DATA LINES >>

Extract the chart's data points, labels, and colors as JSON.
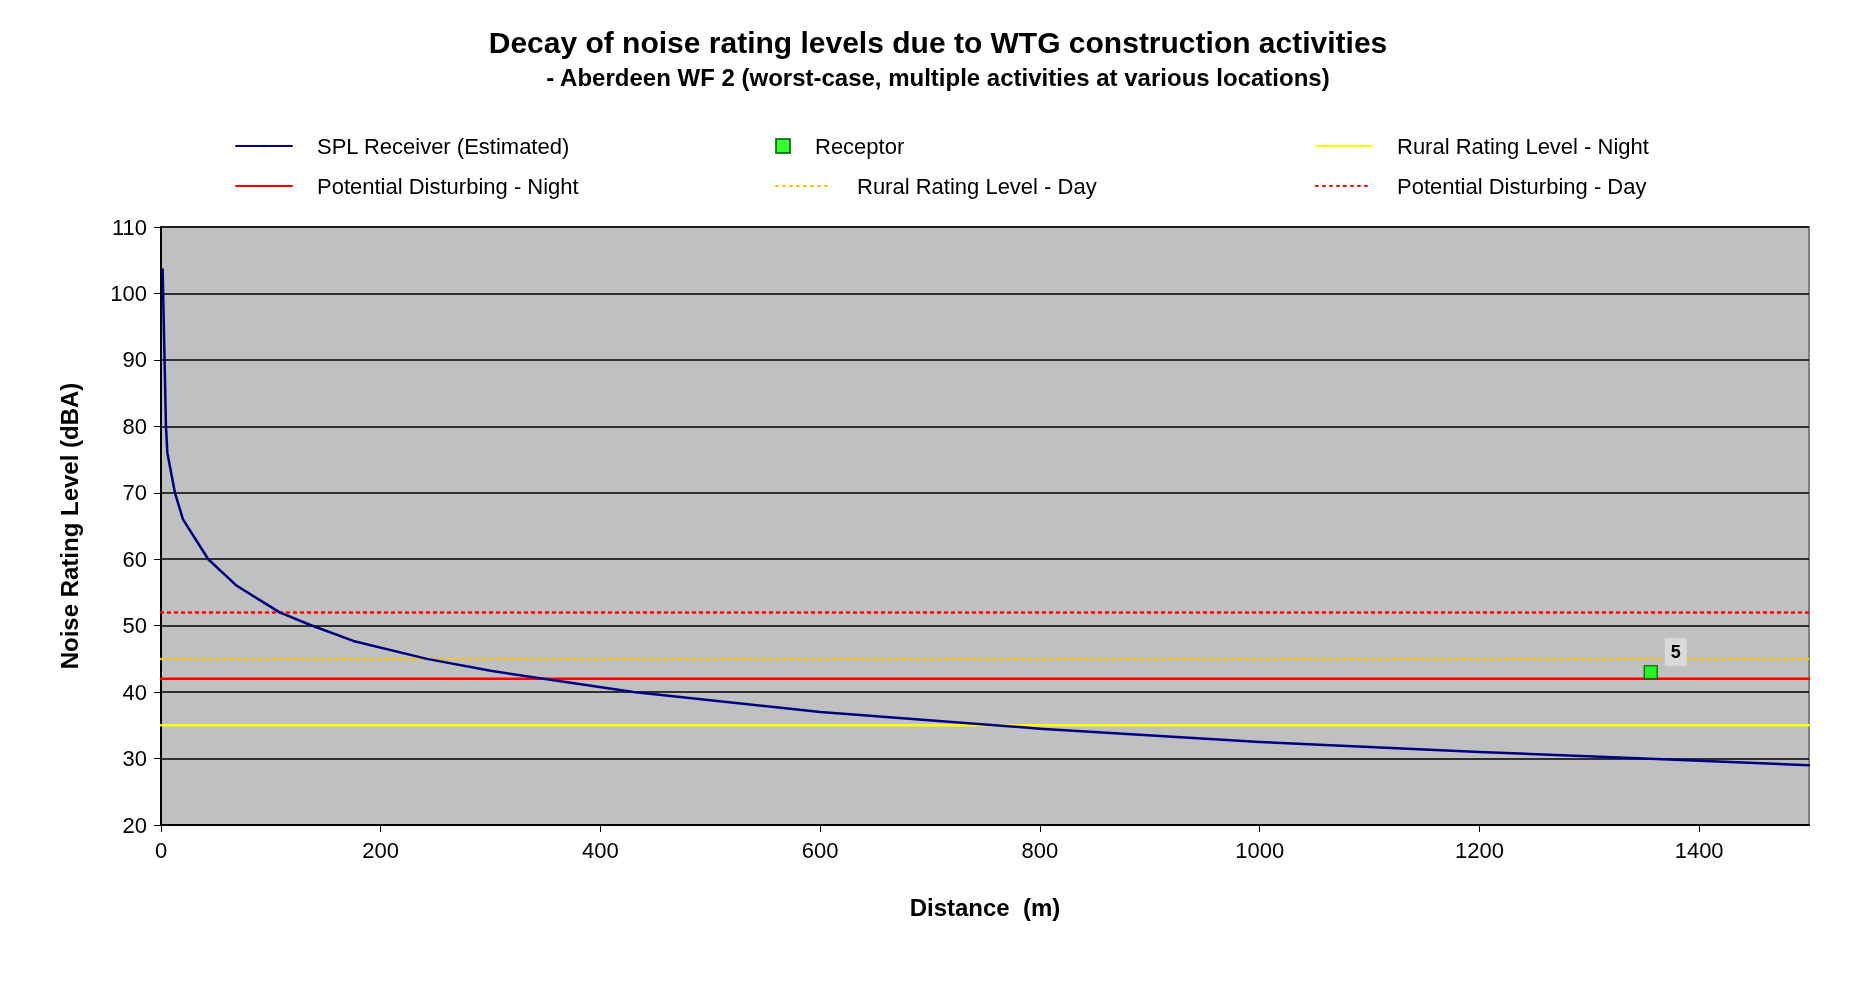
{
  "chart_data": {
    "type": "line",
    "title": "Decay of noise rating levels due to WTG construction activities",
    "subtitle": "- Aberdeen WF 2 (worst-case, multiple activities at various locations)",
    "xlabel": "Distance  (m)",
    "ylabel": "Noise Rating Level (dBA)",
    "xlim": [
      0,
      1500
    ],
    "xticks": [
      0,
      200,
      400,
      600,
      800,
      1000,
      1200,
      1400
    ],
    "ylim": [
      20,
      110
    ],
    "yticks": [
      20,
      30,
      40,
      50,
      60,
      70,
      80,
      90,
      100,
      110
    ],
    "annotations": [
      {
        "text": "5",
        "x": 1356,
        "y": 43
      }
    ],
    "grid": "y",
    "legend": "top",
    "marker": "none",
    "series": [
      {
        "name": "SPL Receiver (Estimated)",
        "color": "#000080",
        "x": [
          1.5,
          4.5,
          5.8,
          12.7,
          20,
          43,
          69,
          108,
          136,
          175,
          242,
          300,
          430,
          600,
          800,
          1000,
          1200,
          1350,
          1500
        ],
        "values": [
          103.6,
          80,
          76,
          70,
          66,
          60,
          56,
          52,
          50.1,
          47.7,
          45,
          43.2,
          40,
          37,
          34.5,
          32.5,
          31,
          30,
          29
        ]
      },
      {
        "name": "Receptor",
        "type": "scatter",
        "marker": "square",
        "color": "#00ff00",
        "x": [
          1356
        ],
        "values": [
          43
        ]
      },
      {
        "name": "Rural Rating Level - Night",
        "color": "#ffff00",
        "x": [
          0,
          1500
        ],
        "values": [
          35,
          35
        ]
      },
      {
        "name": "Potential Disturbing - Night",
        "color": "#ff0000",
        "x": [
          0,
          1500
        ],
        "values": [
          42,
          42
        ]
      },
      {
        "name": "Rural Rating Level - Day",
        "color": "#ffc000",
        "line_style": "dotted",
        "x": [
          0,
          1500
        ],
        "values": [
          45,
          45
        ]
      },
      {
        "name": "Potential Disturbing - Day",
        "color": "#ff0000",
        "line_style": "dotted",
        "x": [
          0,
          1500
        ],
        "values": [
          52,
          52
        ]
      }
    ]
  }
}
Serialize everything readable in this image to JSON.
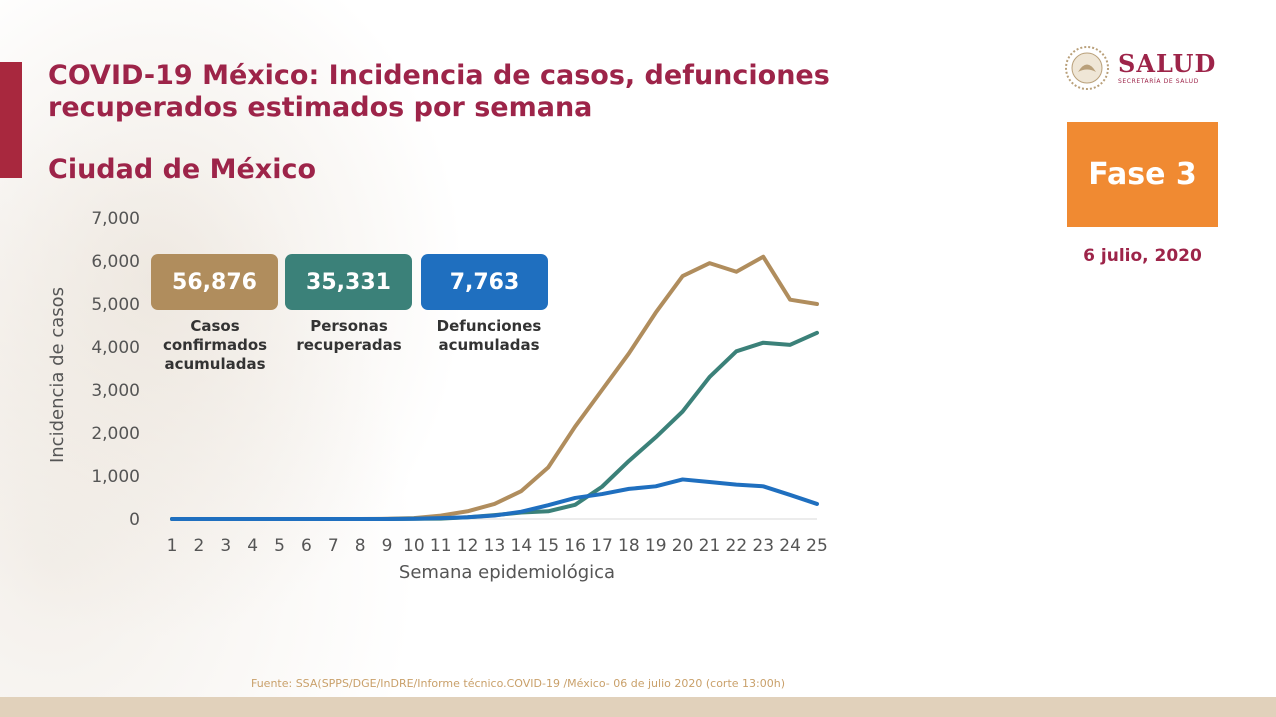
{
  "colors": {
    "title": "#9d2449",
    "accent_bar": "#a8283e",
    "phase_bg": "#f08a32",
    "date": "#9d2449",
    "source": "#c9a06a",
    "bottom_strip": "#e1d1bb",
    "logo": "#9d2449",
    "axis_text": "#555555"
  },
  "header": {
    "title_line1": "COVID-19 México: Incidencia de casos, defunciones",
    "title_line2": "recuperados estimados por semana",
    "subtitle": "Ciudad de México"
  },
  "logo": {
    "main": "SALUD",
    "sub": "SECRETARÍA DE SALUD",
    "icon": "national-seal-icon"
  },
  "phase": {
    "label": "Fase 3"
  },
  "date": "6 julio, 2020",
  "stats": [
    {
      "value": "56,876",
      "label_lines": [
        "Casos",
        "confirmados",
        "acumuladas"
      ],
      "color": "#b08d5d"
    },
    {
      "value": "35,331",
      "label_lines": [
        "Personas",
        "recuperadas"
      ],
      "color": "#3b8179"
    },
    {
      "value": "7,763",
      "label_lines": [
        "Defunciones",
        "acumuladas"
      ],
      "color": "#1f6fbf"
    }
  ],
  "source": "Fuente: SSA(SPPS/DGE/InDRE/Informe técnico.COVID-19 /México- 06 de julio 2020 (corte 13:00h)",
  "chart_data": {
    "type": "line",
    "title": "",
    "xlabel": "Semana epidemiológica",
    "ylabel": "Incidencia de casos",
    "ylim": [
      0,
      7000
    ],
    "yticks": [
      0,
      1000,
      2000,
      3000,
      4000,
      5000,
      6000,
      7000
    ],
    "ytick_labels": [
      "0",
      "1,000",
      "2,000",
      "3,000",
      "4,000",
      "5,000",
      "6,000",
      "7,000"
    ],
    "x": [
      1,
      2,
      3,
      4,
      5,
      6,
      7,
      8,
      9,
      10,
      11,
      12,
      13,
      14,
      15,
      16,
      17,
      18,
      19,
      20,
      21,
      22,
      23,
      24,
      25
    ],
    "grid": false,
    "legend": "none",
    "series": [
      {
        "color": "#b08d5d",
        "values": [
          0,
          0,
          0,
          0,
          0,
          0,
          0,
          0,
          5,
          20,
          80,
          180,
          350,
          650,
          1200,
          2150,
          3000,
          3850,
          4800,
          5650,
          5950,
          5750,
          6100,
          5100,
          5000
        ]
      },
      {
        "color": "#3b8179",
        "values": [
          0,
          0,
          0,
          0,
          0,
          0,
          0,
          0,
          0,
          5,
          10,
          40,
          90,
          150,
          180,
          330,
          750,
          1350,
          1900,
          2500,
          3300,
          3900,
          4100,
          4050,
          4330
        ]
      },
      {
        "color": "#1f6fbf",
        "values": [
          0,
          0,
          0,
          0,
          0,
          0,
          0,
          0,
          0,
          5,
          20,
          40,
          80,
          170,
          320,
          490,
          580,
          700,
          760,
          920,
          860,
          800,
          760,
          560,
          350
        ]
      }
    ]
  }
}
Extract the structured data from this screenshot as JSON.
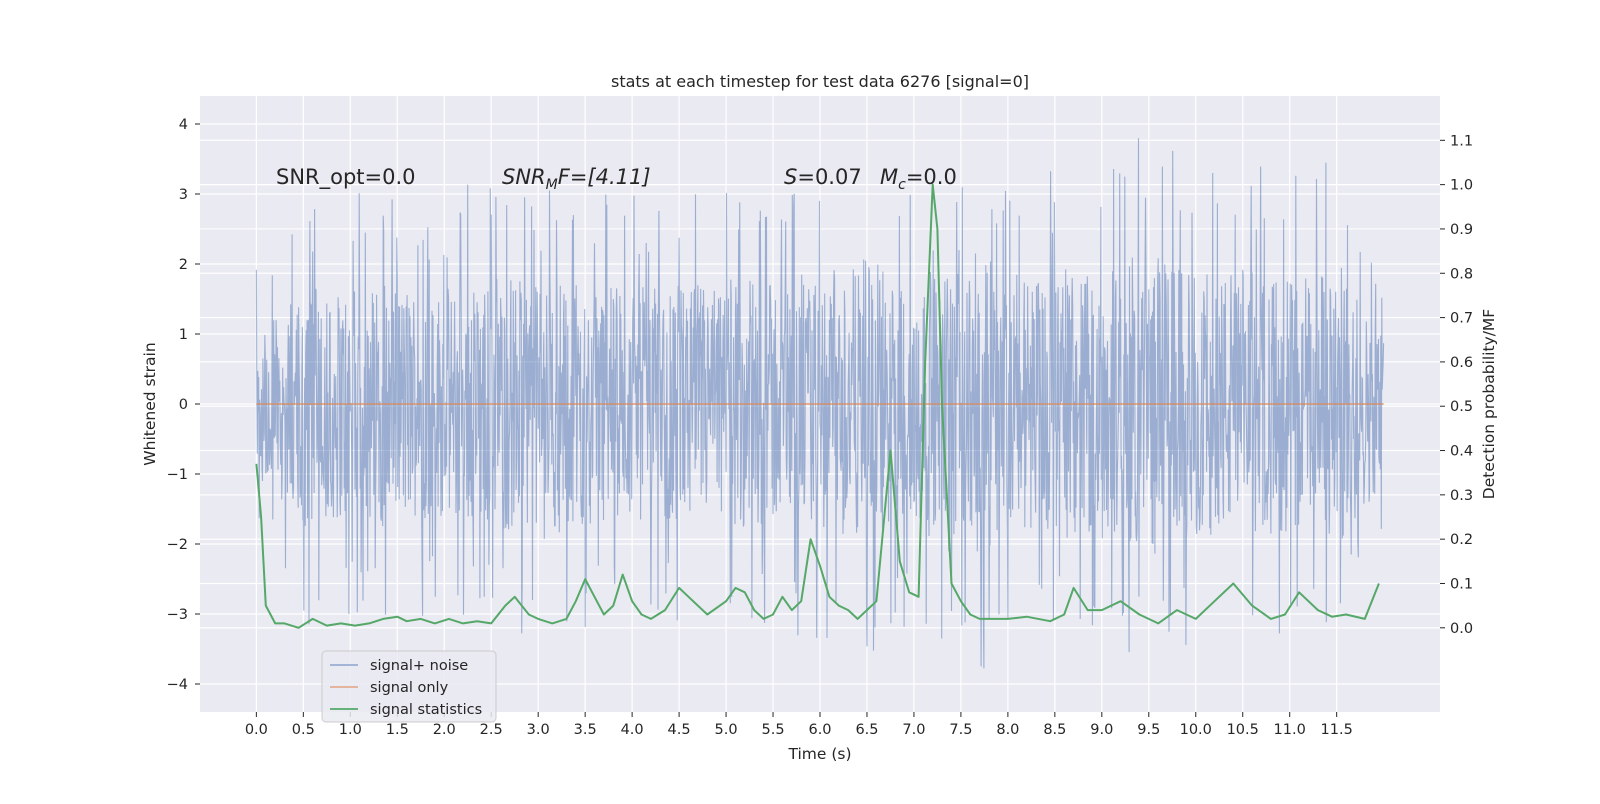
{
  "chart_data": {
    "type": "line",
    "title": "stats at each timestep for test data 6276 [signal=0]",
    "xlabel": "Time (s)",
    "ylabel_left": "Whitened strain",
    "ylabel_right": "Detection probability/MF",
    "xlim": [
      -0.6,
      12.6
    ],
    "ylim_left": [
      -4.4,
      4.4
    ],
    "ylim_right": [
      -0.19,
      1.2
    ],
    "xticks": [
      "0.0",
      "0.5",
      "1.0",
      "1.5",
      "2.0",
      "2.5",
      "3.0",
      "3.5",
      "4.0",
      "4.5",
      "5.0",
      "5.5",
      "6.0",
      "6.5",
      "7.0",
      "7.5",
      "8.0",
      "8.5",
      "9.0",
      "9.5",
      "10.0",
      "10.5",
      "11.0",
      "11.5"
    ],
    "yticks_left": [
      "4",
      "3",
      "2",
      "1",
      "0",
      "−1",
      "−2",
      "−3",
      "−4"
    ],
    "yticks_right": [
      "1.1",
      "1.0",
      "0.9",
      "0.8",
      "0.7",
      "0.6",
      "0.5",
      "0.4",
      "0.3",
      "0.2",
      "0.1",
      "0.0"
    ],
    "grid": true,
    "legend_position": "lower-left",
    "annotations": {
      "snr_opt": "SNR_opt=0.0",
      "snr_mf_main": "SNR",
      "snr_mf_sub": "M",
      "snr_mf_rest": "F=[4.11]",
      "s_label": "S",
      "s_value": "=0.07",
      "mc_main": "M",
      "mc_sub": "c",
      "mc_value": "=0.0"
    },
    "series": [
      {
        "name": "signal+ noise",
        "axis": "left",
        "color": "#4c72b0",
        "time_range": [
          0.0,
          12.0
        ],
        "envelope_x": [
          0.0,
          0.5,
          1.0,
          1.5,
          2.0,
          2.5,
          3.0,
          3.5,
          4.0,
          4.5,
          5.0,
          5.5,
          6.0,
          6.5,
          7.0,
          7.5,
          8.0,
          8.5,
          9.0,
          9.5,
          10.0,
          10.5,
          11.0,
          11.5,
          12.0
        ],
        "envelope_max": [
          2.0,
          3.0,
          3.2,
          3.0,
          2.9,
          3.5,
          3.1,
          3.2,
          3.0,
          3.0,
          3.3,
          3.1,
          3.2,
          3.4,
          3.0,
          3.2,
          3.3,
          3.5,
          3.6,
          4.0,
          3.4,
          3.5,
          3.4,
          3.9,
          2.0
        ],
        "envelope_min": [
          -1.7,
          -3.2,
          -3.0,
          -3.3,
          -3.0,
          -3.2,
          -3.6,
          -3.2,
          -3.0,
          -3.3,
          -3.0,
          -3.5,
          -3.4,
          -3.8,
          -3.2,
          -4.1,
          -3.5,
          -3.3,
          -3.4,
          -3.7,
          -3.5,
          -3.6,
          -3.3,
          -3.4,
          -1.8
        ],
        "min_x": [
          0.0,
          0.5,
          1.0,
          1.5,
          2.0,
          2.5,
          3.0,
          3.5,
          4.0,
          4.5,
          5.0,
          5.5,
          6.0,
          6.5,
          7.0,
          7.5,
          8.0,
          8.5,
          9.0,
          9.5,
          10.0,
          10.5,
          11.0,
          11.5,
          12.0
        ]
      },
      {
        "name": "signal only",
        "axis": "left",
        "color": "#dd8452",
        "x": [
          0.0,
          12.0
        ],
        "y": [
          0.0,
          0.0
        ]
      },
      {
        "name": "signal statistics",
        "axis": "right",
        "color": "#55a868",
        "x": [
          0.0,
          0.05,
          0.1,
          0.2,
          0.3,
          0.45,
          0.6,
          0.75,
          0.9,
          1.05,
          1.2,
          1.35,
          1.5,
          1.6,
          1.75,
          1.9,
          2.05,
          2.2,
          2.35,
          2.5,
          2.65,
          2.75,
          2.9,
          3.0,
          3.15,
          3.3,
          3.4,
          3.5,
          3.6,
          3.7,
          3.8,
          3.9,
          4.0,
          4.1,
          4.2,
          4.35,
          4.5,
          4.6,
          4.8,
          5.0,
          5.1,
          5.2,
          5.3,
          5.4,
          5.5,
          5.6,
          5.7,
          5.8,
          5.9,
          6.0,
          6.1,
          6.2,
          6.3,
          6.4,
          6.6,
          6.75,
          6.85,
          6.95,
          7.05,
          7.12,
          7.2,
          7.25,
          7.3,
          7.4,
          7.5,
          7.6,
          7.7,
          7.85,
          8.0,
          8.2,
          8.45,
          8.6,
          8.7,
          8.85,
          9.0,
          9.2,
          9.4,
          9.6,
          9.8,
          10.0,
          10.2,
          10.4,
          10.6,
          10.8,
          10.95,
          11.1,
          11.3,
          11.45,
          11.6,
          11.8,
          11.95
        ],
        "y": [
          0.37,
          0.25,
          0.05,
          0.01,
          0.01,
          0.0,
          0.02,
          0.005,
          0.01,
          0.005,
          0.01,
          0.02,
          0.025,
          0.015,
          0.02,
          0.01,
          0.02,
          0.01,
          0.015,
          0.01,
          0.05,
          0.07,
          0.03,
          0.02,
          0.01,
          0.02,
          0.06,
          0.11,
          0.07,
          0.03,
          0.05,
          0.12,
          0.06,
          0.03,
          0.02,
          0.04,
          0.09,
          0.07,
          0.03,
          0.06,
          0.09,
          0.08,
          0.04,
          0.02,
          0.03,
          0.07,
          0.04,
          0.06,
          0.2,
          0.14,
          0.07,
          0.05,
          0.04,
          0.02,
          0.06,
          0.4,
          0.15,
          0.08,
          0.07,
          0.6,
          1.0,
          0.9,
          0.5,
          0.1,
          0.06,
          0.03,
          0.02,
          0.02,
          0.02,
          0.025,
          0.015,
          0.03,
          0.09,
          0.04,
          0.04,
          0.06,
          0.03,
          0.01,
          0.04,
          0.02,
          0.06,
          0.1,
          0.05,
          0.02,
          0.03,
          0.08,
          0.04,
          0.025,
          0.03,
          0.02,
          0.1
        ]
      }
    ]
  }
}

WORK INSTRUCTIONS >>
Gather up, from the records above, each line where the word "xlabel" appears.

WORKED SOLUTION >>
    "xlabel": "Distance  (m)",
    "xlabel": "Semana epidemiológica",
    "xlabel": "Time (s)",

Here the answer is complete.